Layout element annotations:
- - -
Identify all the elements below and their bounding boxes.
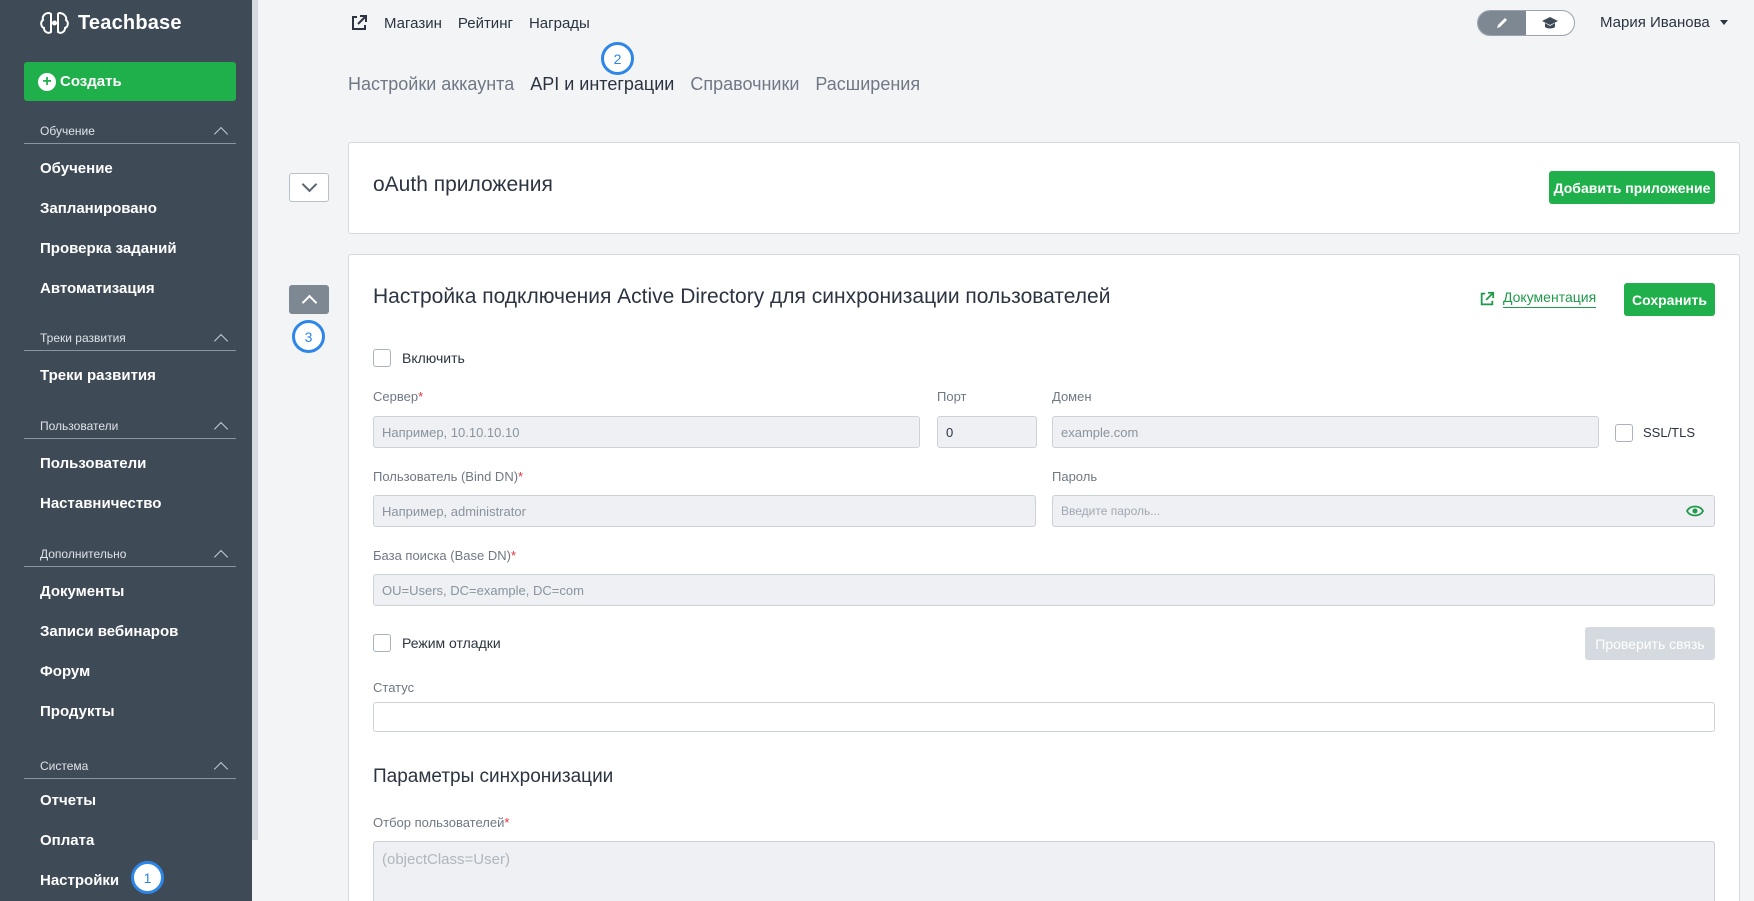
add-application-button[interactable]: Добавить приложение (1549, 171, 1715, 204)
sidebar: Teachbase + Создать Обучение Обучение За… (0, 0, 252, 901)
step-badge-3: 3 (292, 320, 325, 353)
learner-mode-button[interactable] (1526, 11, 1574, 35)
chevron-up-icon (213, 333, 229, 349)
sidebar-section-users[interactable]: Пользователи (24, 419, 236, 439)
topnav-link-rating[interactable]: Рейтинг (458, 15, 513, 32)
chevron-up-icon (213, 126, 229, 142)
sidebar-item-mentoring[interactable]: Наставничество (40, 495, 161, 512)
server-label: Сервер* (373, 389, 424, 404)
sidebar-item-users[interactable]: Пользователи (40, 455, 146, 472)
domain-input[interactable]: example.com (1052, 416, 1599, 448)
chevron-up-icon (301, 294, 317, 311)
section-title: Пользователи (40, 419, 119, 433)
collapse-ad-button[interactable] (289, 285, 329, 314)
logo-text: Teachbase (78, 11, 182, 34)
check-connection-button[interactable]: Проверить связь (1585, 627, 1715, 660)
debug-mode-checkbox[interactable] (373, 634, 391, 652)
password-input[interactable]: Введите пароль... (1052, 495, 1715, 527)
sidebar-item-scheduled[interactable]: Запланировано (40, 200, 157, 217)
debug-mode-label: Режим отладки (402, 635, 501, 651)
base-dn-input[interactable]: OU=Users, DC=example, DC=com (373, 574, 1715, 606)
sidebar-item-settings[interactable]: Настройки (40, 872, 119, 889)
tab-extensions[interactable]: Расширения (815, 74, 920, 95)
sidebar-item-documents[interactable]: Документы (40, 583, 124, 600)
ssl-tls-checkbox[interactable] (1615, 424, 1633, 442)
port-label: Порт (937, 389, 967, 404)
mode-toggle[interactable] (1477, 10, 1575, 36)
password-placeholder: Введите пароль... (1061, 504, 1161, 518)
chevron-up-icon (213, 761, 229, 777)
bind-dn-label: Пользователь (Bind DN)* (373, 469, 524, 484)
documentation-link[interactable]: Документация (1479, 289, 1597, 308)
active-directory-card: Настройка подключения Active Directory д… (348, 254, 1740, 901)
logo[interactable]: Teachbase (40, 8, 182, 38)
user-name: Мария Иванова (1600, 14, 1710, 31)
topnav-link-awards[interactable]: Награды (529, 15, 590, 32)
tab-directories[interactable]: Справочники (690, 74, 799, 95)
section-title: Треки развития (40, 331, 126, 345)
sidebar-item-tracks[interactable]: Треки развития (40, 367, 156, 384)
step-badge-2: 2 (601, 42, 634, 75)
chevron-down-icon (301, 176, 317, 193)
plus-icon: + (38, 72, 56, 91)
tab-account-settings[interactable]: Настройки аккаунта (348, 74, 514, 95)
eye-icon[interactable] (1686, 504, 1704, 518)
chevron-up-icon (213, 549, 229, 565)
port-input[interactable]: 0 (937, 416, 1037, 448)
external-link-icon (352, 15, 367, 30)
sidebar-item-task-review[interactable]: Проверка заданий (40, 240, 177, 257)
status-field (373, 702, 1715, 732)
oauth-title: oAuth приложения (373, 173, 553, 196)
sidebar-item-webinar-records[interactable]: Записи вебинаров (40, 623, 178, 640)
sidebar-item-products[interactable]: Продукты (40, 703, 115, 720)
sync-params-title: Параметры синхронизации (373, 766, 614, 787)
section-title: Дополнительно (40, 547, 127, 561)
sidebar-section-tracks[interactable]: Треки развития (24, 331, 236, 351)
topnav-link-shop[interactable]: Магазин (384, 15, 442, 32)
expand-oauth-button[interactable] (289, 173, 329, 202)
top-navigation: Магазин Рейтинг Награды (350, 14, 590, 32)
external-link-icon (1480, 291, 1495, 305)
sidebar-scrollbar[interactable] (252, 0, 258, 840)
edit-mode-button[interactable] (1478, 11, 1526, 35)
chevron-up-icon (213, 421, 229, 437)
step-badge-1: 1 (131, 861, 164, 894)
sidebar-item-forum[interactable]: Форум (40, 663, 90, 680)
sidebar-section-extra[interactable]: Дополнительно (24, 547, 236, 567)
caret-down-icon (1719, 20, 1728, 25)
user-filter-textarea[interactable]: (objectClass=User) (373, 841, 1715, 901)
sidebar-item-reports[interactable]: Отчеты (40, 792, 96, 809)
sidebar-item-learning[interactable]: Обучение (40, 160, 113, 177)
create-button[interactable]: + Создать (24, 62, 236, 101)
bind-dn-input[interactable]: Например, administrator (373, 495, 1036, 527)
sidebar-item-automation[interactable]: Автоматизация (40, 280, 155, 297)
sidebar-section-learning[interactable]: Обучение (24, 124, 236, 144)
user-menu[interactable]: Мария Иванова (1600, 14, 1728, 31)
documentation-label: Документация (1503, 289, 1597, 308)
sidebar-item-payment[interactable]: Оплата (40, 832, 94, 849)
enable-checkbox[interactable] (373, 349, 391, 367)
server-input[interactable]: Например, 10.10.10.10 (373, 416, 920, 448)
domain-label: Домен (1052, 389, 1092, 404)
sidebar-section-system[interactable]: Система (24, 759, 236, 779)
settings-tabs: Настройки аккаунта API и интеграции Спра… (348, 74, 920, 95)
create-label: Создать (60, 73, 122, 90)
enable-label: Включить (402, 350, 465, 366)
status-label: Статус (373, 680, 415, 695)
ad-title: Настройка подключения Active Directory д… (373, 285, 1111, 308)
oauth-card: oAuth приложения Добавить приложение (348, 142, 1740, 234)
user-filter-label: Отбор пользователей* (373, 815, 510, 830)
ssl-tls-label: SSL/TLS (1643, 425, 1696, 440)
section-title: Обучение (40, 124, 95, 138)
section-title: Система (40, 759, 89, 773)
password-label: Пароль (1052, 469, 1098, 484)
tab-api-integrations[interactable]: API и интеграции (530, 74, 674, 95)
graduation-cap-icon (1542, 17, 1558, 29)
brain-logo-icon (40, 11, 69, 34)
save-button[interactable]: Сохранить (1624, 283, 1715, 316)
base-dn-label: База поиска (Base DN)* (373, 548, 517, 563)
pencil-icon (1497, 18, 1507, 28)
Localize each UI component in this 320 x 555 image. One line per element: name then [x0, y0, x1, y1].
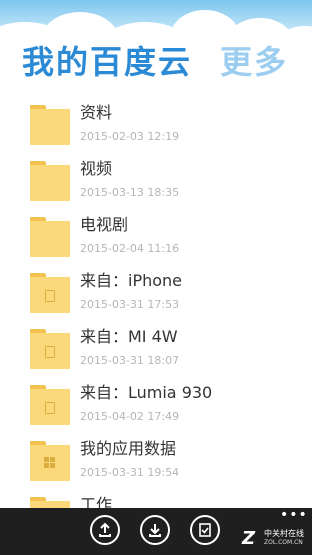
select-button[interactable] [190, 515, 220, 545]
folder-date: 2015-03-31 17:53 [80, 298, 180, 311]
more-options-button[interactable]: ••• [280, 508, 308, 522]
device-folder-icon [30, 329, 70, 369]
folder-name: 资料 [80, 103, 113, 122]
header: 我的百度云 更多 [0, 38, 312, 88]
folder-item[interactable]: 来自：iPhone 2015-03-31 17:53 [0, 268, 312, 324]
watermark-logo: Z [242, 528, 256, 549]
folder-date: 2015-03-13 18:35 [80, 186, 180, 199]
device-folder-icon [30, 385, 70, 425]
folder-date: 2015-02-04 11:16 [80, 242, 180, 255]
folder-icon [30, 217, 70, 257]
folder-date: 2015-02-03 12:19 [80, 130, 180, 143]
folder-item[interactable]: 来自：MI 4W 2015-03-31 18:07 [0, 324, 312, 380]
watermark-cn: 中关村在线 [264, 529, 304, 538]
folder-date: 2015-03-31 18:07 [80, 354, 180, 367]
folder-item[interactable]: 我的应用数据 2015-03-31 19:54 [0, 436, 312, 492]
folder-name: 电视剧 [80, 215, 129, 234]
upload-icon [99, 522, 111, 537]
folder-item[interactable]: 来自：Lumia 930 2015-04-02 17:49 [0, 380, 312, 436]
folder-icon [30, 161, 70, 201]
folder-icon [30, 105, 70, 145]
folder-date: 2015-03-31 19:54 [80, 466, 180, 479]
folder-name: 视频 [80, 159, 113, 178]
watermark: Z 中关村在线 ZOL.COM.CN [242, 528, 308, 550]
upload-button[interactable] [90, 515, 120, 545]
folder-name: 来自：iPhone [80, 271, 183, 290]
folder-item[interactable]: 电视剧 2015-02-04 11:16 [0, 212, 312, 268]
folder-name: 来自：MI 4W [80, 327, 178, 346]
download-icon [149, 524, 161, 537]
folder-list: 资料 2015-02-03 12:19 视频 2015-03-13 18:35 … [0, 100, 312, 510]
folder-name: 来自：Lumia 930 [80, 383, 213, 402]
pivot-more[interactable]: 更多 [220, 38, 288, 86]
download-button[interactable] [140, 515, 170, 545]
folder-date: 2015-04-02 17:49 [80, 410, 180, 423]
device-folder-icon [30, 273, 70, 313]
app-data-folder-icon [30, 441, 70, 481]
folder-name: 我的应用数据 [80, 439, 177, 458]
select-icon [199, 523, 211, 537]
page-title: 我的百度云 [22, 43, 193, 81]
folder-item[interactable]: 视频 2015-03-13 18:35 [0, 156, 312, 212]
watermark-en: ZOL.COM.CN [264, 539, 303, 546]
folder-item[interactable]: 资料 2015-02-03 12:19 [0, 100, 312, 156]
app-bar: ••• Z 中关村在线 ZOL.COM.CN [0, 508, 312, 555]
- - -
**Description of the task:**
Copy the lines from the one containing "select-button[interactable] [190, 515, 220, 545]" through the end of the data, both ends included.

**Full solution:**
select-button[interactable] [190, 515, 220, 545]
folder-date: 2015-03-31 17:53 [80, 298, 180, 311]
more-options-button[interactable]: ••• [280, 508, 308, 522]
device-folder-icon [30, 329, 70, 369]
folder-name: 资料 [80, 103, 113, 122]
header: 我的百度云 更多 [0, 38, 312, 88]
folder-item[interactable]: 来自：iPhone 2015-03-31 17:53 [0, 268, 312, 324]
watermark-logo: Z [242, 528, 256, 549]
folder-date: 2015-03-13 18:35 [80, 186, 180, 199]
device-folder-icon [30, 385, 70, 425]
folder-date: 2015-02-04 11:16 [80, 242, 180, 255]
folder-icon [30, 217, 70, 257]
folder-date: 2015-02-03 12:19 [80, 130, 180, 143]
folder-item[interactable]: 来自：MI 4W 2015-03-31 18:07 [0, 324, 312, 380]
watermark-cn: 中关村在线 [264, 529, 304, 538]
folder-date: 2015-03-31 18:07 [80, 354, 180, 367]
folder-item[interactable]: 我的应用数据 2015-03-31 19:54 [0, 436, 312, 492]
folder-name: 电视剧 [80, 215, 129, 234]
upload-icon [99, 522, 111, 537]
folder-item[interactable]: 来自：Lumia 930 2015-04-02 17:49 [0, 380, 312, 436]
folder-icon [30, 161, 70, 201]
folder-icon [30, 105, 70, 145]
folder-date: 2015-03-31 19:54 [80, 466, 180, 479]
folder-name: 视频 [80, 159, 113, 178]
watermark: Z 中关村在线 ZOL.COM.CN [242, 528, 308, 550]
upload-button[interactable] [90, 515, 120, 545]
folder-name: 来自：iPhone [80, 271, 183, 290]
folder-item[interactable]: 电视剧 2015-02-04 11:16 [0, 212, 312, 268]
folder-name: 来自：MI 4W [80, 327, 178, 346]
download-icon [149, 524, 161, 537]
folder-list: 资料 2015-02-03 12:19 视频 2015-03-13 18:35 … [0, 100, 312, 510]
folder-name: 来自：Lumia 930 [80, 383, 213, 402]
pivot-more[interactable]: 更多 [220, 38, 288, 86]
download-button[interactable] [140, 515, 170, 545]
folder-date: 2015-04-02 17:49 [80, 410, 180, 423]
device-folder-icon [30, 273, 70, 313]
app-data-folder-icon [30, 441, 70, 481]
folder-name: 我的应用数据 [80, 439, 177, 458]
select-icon [199, 523, 211, 537]
page-title: 我的百度云 [22, 43, 193, 81]
folder-item[interactable]: 视频 2015-03-13 18:35 [0, 156, 312, 212]
watermark-en: ZOL.COM.CN [264, 539, 303, 546]
folder-item[interactable]: 资料 2015-02-03 12:19 [0, 100, 312, 156]
app-bar: ••• Z 中关村在线 ZOL.COM.CN [0, 508, 312, 555]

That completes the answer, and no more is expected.